%%

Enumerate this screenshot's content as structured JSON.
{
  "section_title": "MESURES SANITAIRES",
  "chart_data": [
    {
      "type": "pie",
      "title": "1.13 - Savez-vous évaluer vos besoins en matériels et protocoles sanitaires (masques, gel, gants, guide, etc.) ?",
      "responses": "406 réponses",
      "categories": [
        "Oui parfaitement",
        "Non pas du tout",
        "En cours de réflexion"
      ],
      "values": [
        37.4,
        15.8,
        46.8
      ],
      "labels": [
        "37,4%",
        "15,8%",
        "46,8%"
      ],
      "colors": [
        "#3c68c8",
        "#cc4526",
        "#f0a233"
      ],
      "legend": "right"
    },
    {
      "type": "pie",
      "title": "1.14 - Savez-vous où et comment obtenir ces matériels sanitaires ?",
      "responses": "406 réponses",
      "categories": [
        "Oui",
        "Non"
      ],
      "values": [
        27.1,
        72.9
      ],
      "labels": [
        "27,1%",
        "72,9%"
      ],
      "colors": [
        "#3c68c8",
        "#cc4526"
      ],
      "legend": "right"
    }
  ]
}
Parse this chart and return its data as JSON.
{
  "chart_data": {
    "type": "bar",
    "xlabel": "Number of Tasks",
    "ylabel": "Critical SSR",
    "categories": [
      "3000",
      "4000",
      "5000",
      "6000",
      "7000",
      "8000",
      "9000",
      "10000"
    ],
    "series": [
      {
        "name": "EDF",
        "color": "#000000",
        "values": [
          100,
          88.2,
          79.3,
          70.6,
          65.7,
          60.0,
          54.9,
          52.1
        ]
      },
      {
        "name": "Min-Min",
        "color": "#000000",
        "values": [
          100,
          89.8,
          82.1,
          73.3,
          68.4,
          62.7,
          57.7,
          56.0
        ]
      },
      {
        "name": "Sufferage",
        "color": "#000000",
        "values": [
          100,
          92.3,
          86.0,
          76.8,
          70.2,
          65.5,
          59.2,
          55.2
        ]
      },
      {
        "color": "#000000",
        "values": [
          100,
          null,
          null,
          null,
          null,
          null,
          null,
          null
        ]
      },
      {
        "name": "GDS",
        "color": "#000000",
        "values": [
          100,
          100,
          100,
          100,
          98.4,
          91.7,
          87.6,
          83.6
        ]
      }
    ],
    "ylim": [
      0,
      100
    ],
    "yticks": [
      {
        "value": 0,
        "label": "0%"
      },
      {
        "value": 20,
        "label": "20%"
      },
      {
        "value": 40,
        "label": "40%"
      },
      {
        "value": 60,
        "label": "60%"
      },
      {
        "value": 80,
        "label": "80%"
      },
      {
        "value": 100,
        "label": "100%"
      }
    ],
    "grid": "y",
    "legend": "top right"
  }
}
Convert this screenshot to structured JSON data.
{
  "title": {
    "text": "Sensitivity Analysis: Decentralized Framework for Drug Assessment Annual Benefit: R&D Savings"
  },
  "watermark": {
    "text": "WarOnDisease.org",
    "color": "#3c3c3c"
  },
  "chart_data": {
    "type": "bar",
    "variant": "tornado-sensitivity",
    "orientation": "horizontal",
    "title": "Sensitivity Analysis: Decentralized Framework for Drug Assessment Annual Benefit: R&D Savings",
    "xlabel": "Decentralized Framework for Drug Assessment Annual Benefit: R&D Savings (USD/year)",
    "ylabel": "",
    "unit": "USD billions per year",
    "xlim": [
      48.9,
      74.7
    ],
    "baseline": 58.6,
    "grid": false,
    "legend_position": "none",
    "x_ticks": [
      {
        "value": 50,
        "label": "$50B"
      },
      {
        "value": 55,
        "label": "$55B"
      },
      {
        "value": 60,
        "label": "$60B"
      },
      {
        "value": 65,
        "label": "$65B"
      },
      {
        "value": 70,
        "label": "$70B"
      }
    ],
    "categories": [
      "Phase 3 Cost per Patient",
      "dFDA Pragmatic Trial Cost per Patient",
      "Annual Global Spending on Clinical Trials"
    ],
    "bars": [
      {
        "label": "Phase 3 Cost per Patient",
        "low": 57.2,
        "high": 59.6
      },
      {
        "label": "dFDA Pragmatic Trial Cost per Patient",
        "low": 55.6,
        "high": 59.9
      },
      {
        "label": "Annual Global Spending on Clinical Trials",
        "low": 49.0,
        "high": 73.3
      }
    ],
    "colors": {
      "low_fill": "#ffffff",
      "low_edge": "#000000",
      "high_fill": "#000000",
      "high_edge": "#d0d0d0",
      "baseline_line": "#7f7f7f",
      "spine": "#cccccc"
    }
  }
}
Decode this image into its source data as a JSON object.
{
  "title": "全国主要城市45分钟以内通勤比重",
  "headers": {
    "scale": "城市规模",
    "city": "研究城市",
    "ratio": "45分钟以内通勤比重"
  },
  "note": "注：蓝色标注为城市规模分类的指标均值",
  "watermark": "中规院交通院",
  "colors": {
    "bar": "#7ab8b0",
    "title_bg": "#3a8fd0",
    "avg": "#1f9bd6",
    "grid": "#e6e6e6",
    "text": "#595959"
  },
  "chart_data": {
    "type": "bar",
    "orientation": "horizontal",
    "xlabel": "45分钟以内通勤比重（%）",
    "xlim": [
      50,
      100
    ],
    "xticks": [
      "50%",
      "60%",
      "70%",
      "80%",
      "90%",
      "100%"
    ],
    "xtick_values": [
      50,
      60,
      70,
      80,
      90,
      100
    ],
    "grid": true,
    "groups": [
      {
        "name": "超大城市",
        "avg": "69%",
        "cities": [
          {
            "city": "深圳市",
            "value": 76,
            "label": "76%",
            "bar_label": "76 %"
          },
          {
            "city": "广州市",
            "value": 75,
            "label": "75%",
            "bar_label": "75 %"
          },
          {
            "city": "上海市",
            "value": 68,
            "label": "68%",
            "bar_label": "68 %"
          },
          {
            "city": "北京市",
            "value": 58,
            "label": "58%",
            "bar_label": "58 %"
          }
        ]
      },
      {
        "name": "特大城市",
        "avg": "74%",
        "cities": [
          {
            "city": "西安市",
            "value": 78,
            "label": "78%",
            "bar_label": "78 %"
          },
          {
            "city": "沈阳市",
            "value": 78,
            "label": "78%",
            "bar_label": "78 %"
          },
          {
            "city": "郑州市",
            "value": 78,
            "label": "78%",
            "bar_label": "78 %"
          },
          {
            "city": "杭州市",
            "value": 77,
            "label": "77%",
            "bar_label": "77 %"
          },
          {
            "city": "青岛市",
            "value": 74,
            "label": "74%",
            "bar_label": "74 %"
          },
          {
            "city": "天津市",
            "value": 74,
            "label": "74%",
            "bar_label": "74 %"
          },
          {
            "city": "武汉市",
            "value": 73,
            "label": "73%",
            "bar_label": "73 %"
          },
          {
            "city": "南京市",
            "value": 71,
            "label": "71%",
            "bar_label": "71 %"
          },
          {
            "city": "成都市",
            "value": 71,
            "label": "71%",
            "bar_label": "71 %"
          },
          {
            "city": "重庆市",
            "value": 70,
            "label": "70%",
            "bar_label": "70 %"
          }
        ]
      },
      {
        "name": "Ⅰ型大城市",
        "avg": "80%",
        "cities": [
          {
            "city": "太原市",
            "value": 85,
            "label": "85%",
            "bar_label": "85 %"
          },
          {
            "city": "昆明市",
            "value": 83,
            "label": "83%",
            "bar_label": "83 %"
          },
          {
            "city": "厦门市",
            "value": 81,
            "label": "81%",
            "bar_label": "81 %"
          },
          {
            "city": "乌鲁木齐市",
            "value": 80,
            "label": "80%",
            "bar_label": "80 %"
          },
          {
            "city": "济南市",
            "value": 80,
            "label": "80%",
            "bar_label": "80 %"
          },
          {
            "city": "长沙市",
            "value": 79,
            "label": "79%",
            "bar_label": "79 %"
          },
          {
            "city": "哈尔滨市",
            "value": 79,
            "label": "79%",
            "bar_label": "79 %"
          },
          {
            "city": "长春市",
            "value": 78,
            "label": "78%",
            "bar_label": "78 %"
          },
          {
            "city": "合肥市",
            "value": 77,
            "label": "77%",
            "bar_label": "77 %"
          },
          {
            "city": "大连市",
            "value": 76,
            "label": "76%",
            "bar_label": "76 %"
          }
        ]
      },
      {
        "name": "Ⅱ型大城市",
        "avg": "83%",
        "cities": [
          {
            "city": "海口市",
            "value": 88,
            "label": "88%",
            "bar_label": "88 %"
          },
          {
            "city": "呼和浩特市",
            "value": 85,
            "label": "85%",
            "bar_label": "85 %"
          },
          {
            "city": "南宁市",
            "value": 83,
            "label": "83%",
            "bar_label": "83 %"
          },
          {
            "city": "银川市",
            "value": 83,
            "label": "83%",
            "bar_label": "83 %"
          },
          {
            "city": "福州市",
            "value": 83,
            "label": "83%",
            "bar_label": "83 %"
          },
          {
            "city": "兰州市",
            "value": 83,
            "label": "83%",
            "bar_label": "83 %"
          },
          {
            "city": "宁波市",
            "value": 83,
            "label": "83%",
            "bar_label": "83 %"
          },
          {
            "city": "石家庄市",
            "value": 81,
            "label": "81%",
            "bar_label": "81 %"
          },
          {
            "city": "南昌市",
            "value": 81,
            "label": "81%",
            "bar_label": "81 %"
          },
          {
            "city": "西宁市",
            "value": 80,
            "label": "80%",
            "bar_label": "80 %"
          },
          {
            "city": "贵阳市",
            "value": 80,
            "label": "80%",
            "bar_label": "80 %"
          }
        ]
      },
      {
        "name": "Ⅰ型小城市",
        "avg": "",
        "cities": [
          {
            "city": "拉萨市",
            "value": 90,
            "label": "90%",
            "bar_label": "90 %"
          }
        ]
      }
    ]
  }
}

%%

WHAT YOU NEED TO DO — Search the preceding listing for the word "Pragmatic" and pull out every line that holds it.

FULL RESPONSE —
      "dFDA Pragmatic Trial Cost per Patient",
        "label": "dFDA Pragmatic Trial Cost per Patient",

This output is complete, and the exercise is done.